* [Task to complete] Only the pictures stay out; every record is to be quoted exactly.

### Dataset records ###

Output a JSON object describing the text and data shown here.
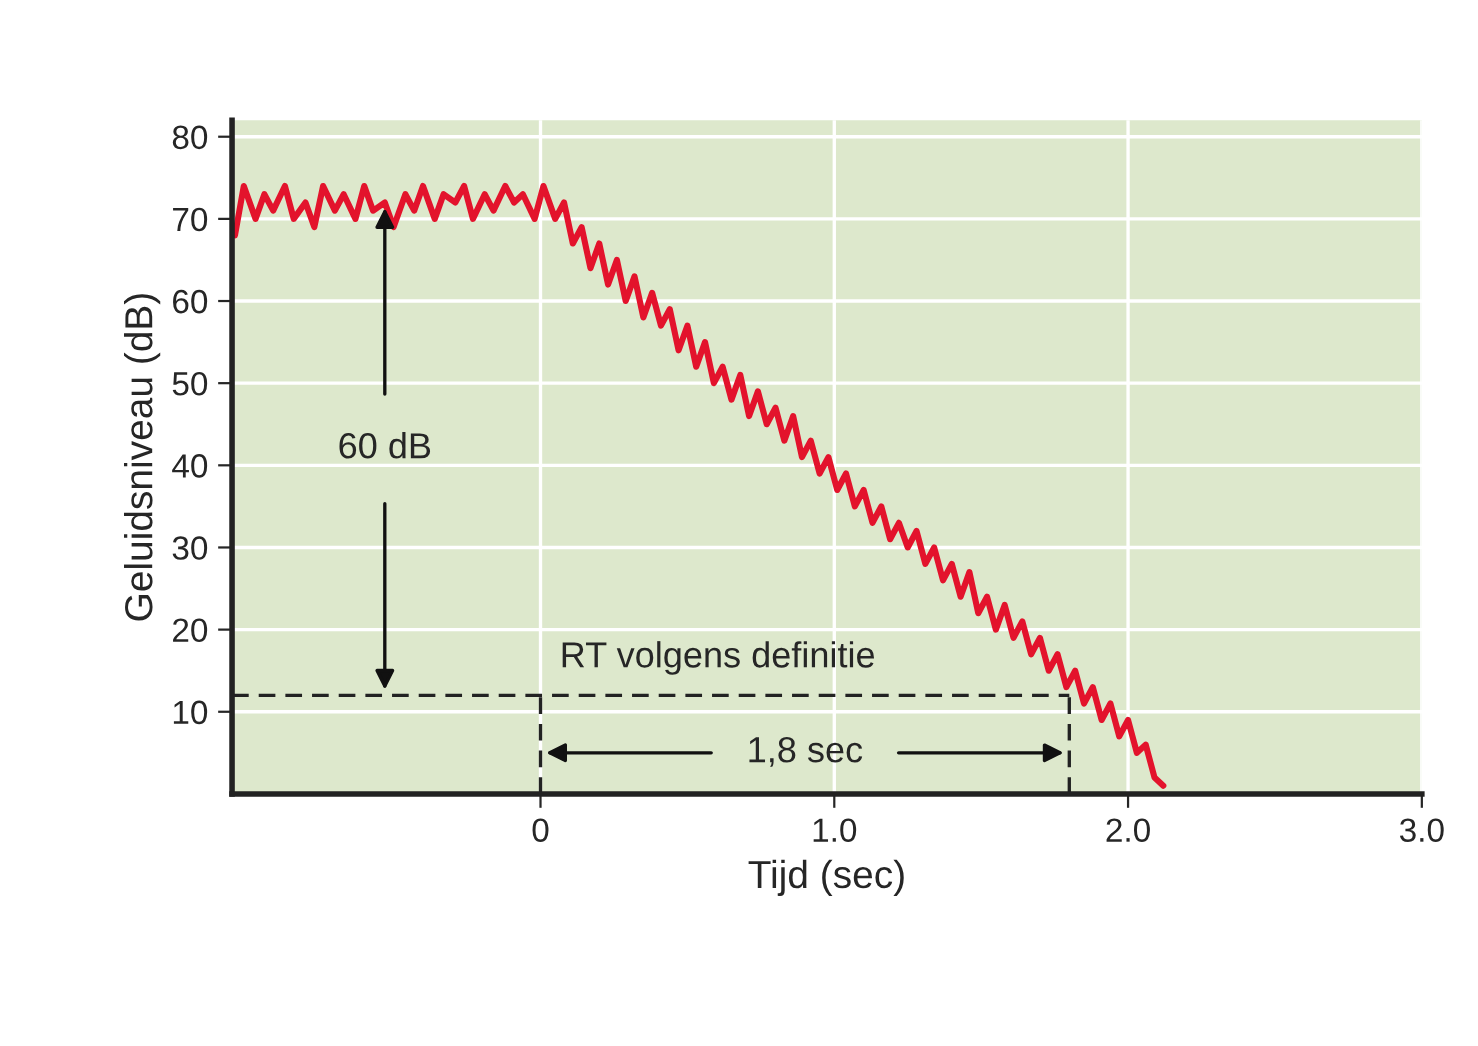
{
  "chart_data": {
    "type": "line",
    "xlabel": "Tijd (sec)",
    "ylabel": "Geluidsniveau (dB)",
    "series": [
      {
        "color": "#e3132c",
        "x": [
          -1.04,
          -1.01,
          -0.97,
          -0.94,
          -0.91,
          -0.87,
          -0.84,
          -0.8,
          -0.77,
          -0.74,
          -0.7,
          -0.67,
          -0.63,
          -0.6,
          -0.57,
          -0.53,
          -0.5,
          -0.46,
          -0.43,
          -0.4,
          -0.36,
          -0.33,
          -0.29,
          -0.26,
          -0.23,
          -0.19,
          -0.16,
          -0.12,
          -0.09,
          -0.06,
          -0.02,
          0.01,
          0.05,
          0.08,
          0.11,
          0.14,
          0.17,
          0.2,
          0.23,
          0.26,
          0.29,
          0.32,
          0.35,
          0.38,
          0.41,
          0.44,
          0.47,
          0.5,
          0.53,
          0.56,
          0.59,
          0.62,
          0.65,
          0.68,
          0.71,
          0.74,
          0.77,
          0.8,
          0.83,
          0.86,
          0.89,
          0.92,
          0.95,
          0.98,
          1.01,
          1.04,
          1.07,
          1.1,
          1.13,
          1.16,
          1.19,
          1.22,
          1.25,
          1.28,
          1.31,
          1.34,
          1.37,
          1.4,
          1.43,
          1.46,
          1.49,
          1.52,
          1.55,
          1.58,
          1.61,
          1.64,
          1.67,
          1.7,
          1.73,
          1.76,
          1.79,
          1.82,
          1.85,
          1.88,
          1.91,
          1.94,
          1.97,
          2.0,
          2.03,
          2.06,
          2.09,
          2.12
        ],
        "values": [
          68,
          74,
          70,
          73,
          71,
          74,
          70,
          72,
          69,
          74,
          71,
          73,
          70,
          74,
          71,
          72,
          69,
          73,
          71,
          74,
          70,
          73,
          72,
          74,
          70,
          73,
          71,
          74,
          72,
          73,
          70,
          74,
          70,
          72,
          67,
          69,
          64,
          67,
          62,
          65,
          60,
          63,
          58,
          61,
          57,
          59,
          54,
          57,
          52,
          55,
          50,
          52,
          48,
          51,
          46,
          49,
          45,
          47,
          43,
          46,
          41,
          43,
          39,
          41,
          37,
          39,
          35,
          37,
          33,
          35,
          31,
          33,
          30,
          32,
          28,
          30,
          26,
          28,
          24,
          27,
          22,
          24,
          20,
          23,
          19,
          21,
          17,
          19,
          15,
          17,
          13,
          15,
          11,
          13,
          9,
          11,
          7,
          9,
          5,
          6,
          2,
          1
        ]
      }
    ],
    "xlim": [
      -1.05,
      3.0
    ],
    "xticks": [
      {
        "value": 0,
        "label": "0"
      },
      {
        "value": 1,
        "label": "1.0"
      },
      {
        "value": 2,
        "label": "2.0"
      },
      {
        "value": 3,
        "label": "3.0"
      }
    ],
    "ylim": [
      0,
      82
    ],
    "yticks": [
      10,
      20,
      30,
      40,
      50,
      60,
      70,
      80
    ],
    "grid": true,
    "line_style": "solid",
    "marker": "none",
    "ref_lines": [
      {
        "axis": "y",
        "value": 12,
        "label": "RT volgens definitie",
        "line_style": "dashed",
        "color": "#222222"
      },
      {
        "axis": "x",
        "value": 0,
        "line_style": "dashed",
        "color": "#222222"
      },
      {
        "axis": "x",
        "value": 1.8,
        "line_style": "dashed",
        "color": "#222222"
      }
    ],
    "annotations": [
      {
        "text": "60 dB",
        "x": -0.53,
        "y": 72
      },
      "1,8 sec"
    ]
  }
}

###

* [Task output]
Output a JSON object describing the text and data shown here.
{
  "chart_data": {
    "type": "line",
    "xlabel": "Tijd (sec)",
    "ylabel": "Geluidsniveau (dB)",
    "series": [
      {
        "color": "#e3132c",
        "x": [
          -1.04,
          -1.01,
          -0.97,
          -0.94,
          -0.91,
          -0.87,
          -0.84,
          -0.8,
          -0.77,
          -0.74,
          -0.7,
          -0.67,
          -0.63,
          -0.6,
          -0.57,
          -0.53,
          -0.5,
          -0.46,
          -0.43,
          -0.4,
          -0.36,
          -0.33,
          -0.29,
          -0.26,
          -0.23,
          -0.19,
          -0.16,
          -0.12,
          -0.09,
          -0.06,
          -0.02,
          0.01,
          0.05,
          0.08,
          0.11,
          0.14,
          0.17,
          0.2,
          0.23,
          0.26,
          0.29,
          0.32,
          0.35,
          0.38,
          0.41,
          0.44,
          0.47,
          0.5,
          0.53,
          0.56,
          0.59,
          0.62,
          0.65,
          0.68,
          0.71,
          0.74,
          0.77,
          0.8,
          0.83,
          0.86,
          0.89,
          0.92,
          0.95,
          0.98,
          1.01,
          1.04,
          1.07,
          1.1,
          1.13,
          1.16,
          1.19,
          1.22,
          1.25,
          1.28,
          1.31,
          1.34,
          1.37,
          1.4,
          1.43,
          1.46,
          1.49,
          1.52,
          1.55,
          1.58,
          1.61,
          1.64,
          1.67,
          1.7,
          1.73,
          1.76,
          1.79,
          1.82,
          1.85,
          1.88,
          1.91,
          1.94,
          1.97,
          2.0,
          2.03,
          2.06,
          2.09,
          2.12
        ],
        "values": [
          68,
          74,
          70,
          73,
          71,
          74,
          70,
          72,
          69,
          74,
          71,
          73,
          70,
          74,
          71,
          72,
          69,
          73,
          71,
          74,
          70,
          73,
          72,
          74,
          70,
          73,
          71,
          74,
          72,
          73,
          70,
          74,
          70,
          72,
          67,
          69,
          64,
          67,
          62,
          65,
          60,
          63,
          58,
          61,
          57,
          59,
          54,
          57,
          52,
          55,
          50,
          52,
          48,
          51,
          46,
          49,
          45,
          47,
          43,
          46,
          41,
          43,
          39,
          41,
          37,
          39,
          35,
          37,
          33,
          35,
          31,
          33,
          30,
          32,
          28,
          30,
          26,
          28,
          24,
          27,
          22,
          24,
          20,
          23,
          19,
          21,
          17,
          19,
          15,
          17,
          13,
          15,
          11,
          13,
          9,
          11,
          7,
          9,
          5,
          6,
          2,
          1
        ]
      }
    ],
    "xlim": [
      -1.05,
      3.0
    ],
    "xticks": [
      {
        "value": 0,
        "label": "0"
      },
      {
        "value": 1,
        "label": "1.0"
      },
      {
        "value": 2,
        "label": "2.0"
      },
      {
        "value": 3,
        "label": "3.0"
      }
    ],
    "ylim": [
      0,
      82
    ],
    "yticks": [
      10,
      20,
      30,
      40,
      50,
      60,
      70,
      80
    ],
    "grid": true,
    "line_style": "solid",
    "marker": "none",
    "ref_lines": [
      {
        "axis": "y",
        "value": 12,
        "label": "RT volgens definitie",
        "line_style": "dashed",
        "color": "#222222"
      },
      {
        "axis": "x",
        "value": 0,
        "line_style": "dashed",
        "color": "#222222"
      },
      {
        "axis": "x",
        "value": 1.8,
        "line_style": "dashed",
        "color": "#222222"
      }
    ],
    "annotations": [
      {
        "text": "60 dB",
        "x": -0.53,
        "y": 72
      },
      "1,8 sec"
    ]
  }
}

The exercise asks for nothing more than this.